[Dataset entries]
※ ※ ※
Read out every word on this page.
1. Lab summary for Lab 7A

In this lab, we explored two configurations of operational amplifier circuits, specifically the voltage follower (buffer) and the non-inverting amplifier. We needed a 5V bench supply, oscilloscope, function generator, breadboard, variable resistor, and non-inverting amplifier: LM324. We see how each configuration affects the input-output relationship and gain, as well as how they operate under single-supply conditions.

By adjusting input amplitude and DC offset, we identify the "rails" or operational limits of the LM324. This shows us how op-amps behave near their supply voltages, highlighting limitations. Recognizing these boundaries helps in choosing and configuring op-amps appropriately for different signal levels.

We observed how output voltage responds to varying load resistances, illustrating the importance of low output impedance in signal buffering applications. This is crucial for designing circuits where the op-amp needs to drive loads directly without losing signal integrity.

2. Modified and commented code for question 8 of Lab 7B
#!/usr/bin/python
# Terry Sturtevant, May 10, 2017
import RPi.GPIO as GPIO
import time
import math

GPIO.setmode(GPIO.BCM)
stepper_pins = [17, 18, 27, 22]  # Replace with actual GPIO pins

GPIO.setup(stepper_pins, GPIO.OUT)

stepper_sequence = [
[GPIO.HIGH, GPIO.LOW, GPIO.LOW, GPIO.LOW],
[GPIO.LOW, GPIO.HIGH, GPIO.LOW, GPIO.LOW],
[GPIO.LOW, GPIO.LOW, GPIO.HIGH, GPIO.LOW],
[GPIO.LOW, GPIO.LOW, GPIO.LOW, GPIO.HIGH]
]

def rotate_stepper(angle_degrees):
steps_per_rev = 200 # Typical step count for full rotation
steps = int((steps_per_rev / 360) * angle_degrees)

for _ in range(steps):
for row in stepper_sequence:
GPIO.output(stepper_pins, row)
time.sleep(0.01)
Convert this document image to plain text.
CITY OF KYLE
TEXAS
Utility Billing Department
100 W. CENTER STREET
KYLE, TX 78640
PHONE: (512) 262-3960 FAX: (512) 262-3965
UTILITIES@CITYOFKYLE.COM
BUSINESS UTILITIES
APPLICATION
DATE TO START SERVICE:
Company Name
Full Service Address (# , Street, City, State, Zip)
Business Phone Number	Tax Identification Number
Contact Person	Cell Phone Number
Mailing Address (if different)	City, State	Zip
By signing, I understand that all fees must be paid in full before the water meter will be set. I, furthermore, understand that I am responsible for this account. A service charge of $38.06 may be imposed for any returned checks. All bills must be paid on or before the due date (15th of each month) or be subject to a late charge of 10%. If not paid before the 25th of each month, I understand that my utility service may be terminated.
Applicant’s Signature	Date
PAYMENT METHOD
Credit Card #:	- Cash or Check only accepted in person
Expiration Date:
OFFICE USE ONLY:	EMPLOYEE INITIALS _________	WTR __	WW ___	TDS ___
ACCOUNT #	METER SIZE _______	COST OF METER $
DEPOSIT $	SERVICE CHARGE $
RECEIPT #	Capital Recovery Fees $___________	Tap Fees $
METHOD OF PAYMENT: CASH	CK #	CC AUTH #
※ ※ ※
The records above need to be transcribed in full. Keep every character unchanged.

Read out every word on this page.
1. Lab summary for Lab 7A

In this lab, we explored two configurations of operational amplifier circuits, specifically the voltage follower (buffer) and the non-inverting amplifier. We needed a 5V bench supply, oscilloscope, function generator, breadboard, variable resistor, and non-inverting amplifier: LM324. We see how each configuration affects the input-output relationship and gain, as well as how they operate under single-supply conditions.

By adjusting input amplitude and DC offset, we identify the "rails" or operational limits of the LM324. This shows us how op-amps behave near their supply voltages, highlighting limitations. Recognizing these boundaries helps in choosing and configuring op-amps appropriately for different signal levels.

We observed how output voltage responds to varying load resistances, illustrating the importance of low output impedance in signal buffering applications. This is crucial for designing circuits where the op-amp needs to drive loads directly without losing signal integrity.

2. Modified and commented code for question 8 of Lab 7B
#!/usr/bin/python
# Terry Sturtevant, May 10, 2017
import RPi.GPIO as GPIO
import time
import math

GPIO.setmode(GPIO.BCM)
stepper_pins = [17, 18, 27, 22]  # Replace with actual GPIO pins

GPIO.setup(stepper_pins, GPIO.OUT)

stepper_sequence = [
[GPIO.HIGH, GPIO.LOW, GPIO.LOW, GPIO.LOW],
[GPIO.LOW, GPIO.HIGH, GPIO.LOW, GPIO.LOW],
[GPIO.LOW, GPIO.LOW, GPIO.HIGH, GPIO.LOW],
[GPIO.LOW, GPIO.LOW, GPIO.LOW, GPIO.HIGH]
]

def rotate_stepper(angle_degrees):
steps_per_rev = 200 # Typical step count for full rotation
steps = int((steps_per_rev / 360) * angle_degrees)

for _ in range(steps):
for row in stepper_sequence:
GPIO.output(stepper_pins, row)
time.sleep(0.01)
Convert this document image to plain text.
CITY OF KYLE
TEXAS
Utility Billing Department
100 W. CENTER STREET
KYLE, TX 78640
PHONE: (512) 262-3960 FAX: (512) 262-3965
UTILITIES@CITYOFKYLE.COM
BUSINESS UTILITIES
APPLICATION
DATE TO START SERVICE:
Company Name
Full Service Address (# , Street, City, State, Zip)
Business Phone Number	Tax Identification Number
Contact Person	Cell Phone Number
Mailing Address (if different)	City, State	Zip
By signing, I understand that all fees must be paid in full before the water meter will be set. I, furthermore, understand that I am responsible for this account. A service charge of $38.06 may be imposed for any returned checks. All bills must be paid on or before the due date (15th of each month) or be subject to a late charge of 10%. If not paid before the 25th of each month, I understand that my utility service may be terminated.
Applicant’s Signature	Date
PAYMENT METHOD
Credit Card #:	- Cash or Check only accepted in person
Expiration Date:
OFFICE USE ONLY:	EMPLOYEE INITIALS _________	WTR __	WW ___	TDS ___
ACCOUNT #	METER SIZE _______	COST OF METER $
DEPOSIT $	SERVICE CHARGE $
RECEIPT #	Capital Recovery Fees $___________	Tap Fees $
METHOD OF PAYMENT: CASH	CK #	CC AUTH #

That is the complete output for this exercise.